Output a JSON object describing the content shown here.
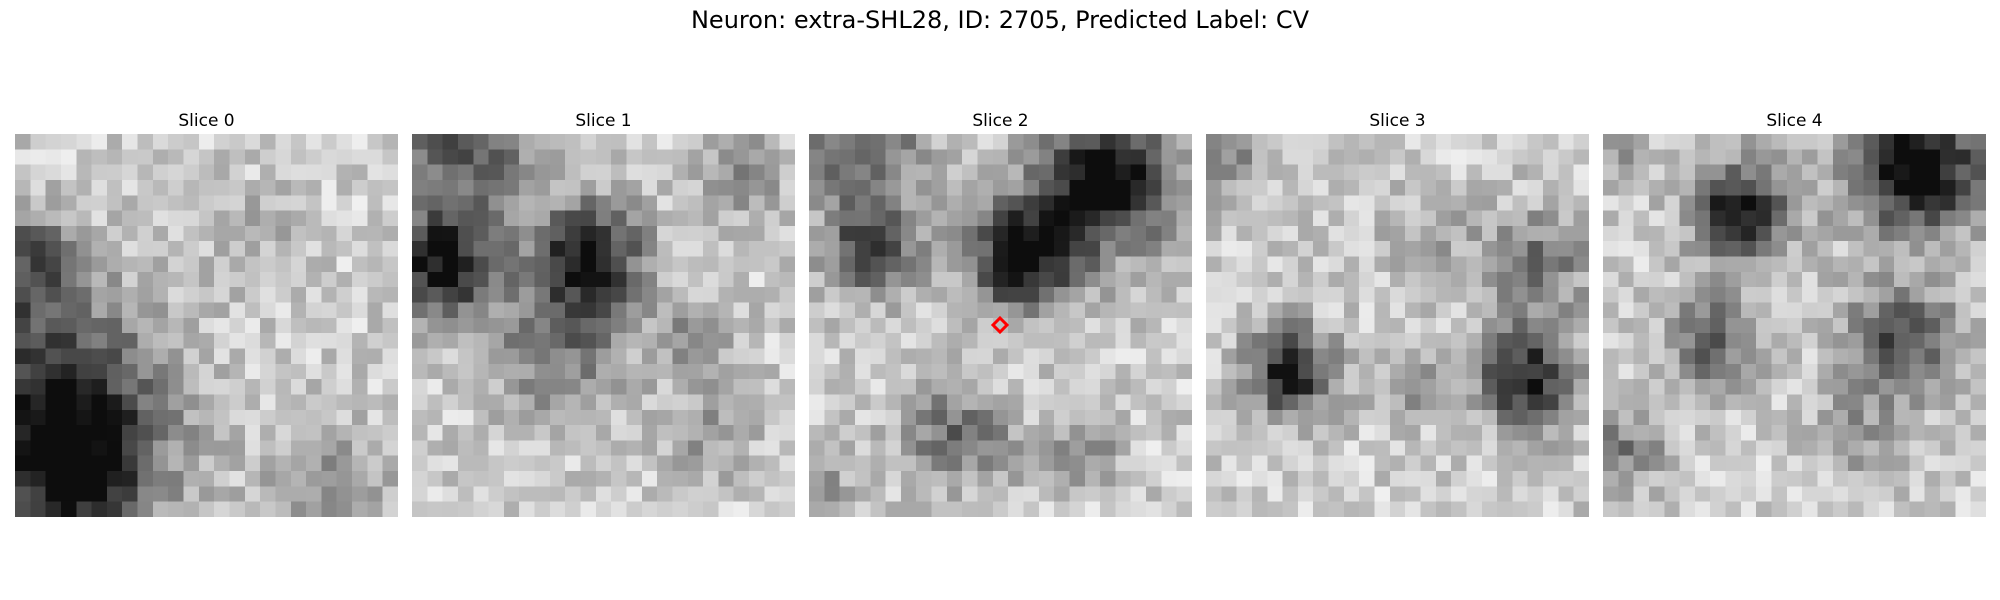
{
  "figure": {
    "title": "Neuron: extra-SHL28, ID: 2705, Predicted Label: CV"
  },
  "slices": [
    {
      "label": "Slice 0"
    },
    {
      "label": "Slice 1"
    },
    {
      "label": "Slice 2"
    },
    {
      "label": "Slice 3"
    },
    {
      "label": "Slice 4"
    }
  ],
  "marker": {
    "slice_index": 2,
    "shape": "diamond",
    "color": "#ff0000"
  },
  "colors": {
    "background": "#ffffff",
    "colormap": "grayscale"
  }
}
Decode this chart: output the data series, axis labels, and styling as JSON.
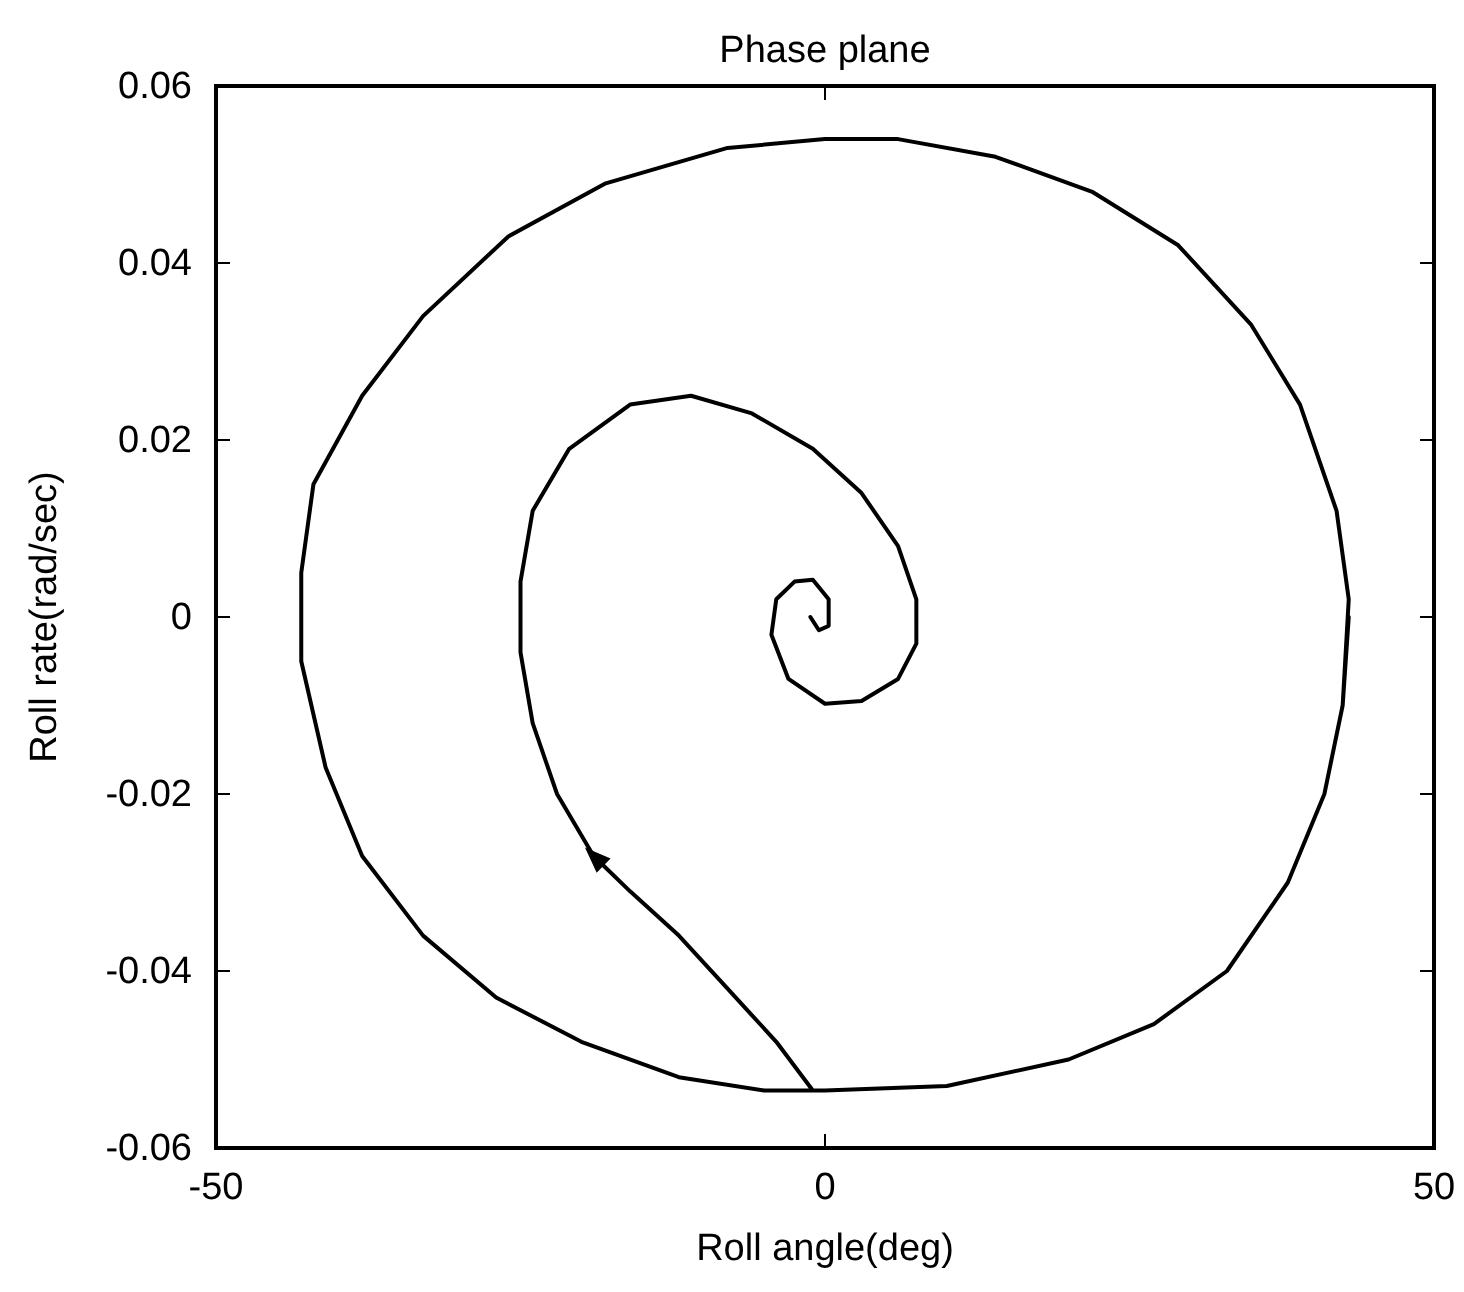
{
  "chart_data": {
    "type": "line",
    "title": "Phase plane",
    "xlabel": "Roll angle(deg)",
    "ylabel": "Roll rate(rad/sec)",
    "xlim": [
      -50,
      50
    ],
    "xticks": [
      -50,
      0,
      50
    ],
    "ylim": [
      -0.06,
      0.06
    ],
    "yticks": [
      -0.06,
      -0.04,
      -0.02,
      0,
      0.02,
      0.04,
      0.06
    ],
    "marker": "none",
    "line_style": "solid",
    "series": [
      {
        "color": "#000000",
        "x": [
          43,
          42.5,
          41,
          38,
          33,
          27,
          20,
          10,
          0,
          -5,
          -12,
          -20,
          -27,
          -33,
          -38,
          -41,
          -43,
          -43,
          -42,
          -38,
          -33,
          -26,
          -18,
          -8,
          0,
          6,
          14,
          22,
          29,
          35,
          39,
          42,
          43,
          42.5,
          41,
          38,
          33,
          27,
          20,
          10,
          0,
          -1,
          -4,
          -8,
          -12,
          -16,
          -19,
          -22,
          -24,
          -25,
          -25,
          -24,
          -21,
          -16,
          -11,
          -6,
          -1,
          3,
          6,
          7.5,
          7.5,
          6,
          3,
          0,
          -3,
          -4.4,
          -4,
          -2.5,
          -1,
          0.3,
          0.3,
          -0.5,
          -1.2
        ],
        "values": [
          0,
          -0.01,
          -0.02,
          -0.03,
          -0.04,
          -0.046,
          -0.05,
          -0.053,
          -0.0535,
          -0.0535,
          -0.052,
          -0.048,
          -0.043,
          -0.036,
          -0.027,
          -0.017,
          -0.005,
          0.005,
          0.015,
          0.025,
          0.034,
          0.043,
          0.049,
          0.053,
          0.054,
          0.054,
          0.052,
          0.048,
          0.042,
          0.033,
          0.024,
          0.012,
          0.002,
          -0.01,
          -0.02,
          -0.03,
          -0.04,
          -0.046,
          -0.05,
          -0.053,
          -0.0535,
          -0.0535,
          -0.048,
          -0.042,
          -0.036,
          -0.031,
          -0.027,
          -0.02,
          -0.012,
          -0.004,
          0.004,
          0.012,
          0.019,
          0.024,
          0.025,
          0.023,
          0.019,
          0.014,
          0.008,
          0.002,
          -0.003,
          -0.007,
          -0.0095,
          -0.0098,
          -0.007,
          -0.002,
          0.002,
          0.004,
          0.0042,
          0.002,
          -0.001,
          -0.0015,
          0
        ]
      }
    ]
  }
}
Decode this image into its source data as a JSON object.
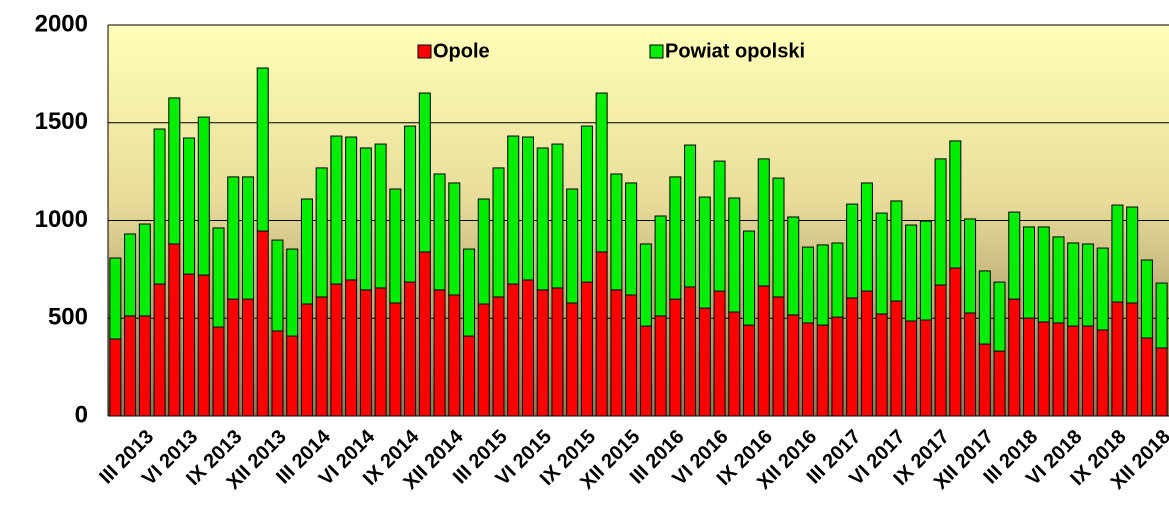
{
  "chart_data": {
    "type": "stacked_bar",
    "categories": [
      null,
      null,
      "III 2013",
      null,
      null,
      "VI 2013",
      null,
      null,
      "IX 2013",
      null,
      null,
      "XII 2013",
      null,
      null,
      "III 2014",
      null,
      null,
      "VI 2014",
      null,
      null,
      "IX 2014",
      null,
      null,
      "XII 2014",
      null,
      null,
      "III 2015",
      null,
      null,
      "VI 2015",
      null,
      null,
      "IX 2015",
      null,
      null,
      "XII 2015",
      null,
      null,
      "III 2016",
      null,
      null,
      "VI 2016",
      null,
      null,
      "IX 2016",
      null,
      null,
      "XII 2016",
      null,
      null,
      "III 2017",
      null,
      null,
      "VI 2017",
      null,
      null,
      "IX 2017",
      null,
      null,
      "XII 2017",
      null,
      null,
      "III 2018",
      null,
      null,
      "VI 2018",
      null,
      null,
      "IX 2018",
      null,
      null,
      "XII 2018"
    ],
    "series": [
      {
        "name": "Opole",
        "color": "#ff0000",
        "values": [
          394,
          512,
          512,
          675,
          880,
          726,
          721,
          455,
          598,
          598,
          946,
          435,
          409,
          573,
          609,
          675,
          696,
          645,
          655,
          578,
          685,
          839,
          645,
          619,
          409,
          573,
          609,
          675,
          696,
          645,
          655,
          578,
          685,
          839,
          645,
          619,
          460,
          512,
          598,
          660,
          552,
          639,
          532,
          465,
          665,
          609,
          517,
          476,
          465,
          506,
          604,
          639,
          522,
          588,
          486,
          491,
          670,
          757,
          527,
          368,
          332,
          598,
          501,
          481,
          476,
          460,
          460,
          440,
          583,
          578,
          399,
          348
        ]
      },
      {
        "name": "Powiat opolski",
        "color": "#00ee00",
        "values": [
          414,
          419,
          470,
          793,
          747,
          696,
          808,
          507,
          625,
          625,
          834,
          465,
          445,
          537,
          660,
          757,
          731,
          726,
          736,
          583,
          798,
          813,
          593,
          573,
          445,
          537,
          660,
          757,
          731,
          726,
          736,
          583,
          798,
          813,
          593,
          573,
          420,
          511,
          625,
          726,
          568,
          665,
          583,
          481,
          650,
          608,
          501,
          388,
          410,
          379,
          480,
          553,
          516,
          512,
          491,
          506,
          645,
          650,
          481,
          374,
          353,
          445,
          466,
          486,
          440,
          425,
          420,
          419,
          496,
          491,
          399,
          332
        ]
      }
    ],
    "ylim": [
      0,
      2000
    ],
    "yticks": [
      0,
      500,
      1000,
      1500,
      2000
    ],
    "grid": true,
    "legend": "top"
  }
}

YOUR INSTRUCTIONS: Images do not belong in the copy; reproduce all other parts of the records above verbatim.

PROBLEM SOLUTION:
Output a JSON object describing the content shown here.
{
  "figure": {
    "title": "Neuron: extra-SHL28, ID: 2705, Predicted Label: CV"
  },
  "slices": [
    {
      "label": "Slice 0"
    },
    {
      "label": "Slice 1"
    },
    {
      "label": "Slice 2"
    },
    {
      "label": "Slice 3"
    },
    {
      "label": "Slice 4"
    }
  ],
  "marker": {
    "slice_index": 2,
    "shape": "diamond",
    "color": "#ff0000"
  },
  "colors": {
    "background": "#ffffff",
    "colormap": "grayscale"
  }
}
Decode this chart: output the data series, axis labels, and styling as JSON.
{
  "chart_data": {
    "type": "line",
    "title": "Phase plane",
    "xlabel": "Roll angle(deg)",
    "ylabel": "Roll rate(rad/sec)",
    "xlim": [
      -50,
      50
    ],
    "xticks": [
      -50,
      0,
      50
    ],
    "ylim": [
      -0.06,
      0.06
    ],
    "yticks": [
      -0.06,
      -0.04,
      -0.02,
      0,
      0.02,
      0.04,
      0.06
    ],
    "marker": "none",
    "line_style": "solid",
    "series": [
      {
        "color": "#000000",
        "x": [
          43,
          42.5,
          41,
          38,
          33,
          27,
          20,
          10,
          0,
          -5,
          -12,
          -20,
          -27,
          -33,
          -38,
          -41,
          -43,
          -43,
          -42,
          -38,
          -33,
          -26,
          -18,
          -8,
          0,
          6,
          14,
          22,
          29,
          35,
          39,
          42,
          43,
          42.5,
          41,
          38,
          33,
          27,
          20,
          10,
          0,
          -1,
          -4,
          -8,
          -12,
          -16,
          -19,
          -22,
          -24,
          -25,
          -25,
          -24,
          -21,
          -16,
          -11,
          -6,
          -1,
          3,
          6,
          7.5,
          7.5,
          6,
          3,
          0,
          -3,
          -4.4,
          -4,
          -2.5,
          -1,
          0.3,
          0.3,
          -0.5,
          -1.2
        ],
        "values": [
          0,
          -0.01,
          -0.02,
          -0.03,
          -0.04,
          -0.046,
          -0.05,
          -0.053,
          -0.0535,
          -0.0535,
          -0.052,
          -0.048,
          -0.043,
          -0.036,
          -0.027,
          -0.017,
          -0.005,
          0.005,
          0.015,
          0.025,
          0.034,
          0.043,
          0.049,
          0.053,
          0.054,
          0.054,
          0.052,
          0.048,
          0.042,
          0.033,
          0.024,
          0.012,
          0.002,
          -0.01,
          -0.02,
          -0.03,
          -0.04,
          -0.046,
          -0.05,
          -0.053,
          -0.0535,
          -0.0535,
          -0.048,
          -0.042,
          -0.036,
          -0.031,
          -0.027,
          -0.02,
          -0.012,
          -0.004,
          0.004,
          0.012,
          0.019,
          0.024,
          0.025,
          0.023,
          0.019,
          0.014,
          0.008,
          0.002,
          -0.003,
          -0.007,
          -0.0095,
          -0.0098,
          -0.007,
          -0.002,
          0.002,
          0.004,
          0.0042,
          0.002,
          -0.001,
          -0.0015,
          0
        ]
      }
    ]
  }
}
Decode this image into its source data as a JSON object.
{
  "chart_data": {
    "type": "stacked_bar",
    "categories": [
      null,
      null,
      "III 2013",
      null,
      null,
      "VI 2013",
      null,
      null,
      "IX 2013",
      null,
      null,
      "XII 2013",
      null,
      null,
      "III 2014",
      null,
      null,
      "VI 2014",
      null,
      null,
      "IX 2014",
      null,
      null,
      "XII 2014",
      null,
      null,
      "III 2015",
      null,
      null,
      "VI 2015",
      null,
      null,
      "IX 2015",
      null,
      null,
      "XII 2015",
      null,
      null,
      "III 2016",
      null,
      null,
      "VI 2016",
      null,
      null,
      "IX 2016",
      null,
      null,
      "XII 2016",
      null,
      null,
      "III 2017",
      null,
      null,
      "VI 2017",
      null,
      null,
      "IX 2017",
      null,
      null,
      "XII 2017",
      null,
      null,
      "III 2018",
      null,
      null,
      "VI 2018",
      null,
      null,
      "IX 2018",
      null,
      null,
      "XII 2018"
    ],
    "series": [
      {
        "name": "Opole",
        "color": "#ff0000",
        "values": [
          394,
          512,
          512,
          675,
          880,
          726,
          721,
          455,
          598,
          598,
          946,
          435,
          409,
          573,
          609,
          675,
          696,
          645,
          655,
          578,
          685,
          839,
          645,
          619,
          409,
          573,
          609,
          675,
          696,
          645,
          655,
          578,
          685,
          839,
          645,
          619,
          460,
          512,
          598,
          660,
          552,
          639,
          532,
          465,
          665,
          609,
          517,
          476,
          465,
          506,
          604,
          639,
          522,
          588,
          486,
          491,
          670,
          757,
          527,
          368,
          332,
          598,
          501,
          481,
          476,
          460,
          460,
          440,
          583,
          578,
          399,
          348
        ]
      },
      {
        "name": "Powiat opolski",
        "color": "#00ee00",
        "values": [
          414,
          419,
          470,
          793,
          747,
          696,
          808,
          507,
          625,
          625,
          834,
          465,
          445,
          537,
          660,
          757,
          731,
          726,
          736,
          583,
          798,
          813,
          593,
          573,
          445,
          537,
          660,
          757,
          731,
          726,
          736,
          583,
          798,
          813,
          593,
          573,
          420,
          511,
          625,
          726,
          568,
          665,
          583,
          481,
          650,
          608,
          501,
          388,
          410,
          379,
          480,
          553,
          516,
          512,
          491,
          506,
          645,
          650,
          481,
          374,
          353,
          445,
          466,
          486,
          440,
          425,
          420,
          419,
          496,
          491,
          399,
          332
        ]
      }
    ],
    "ylim": [
      0,
      2000
    ],
    "yticks": [
      0,
      500,
      1000,
      1500,
      2000
    ],
    "grid": true,
    "legend": "top"
  }
}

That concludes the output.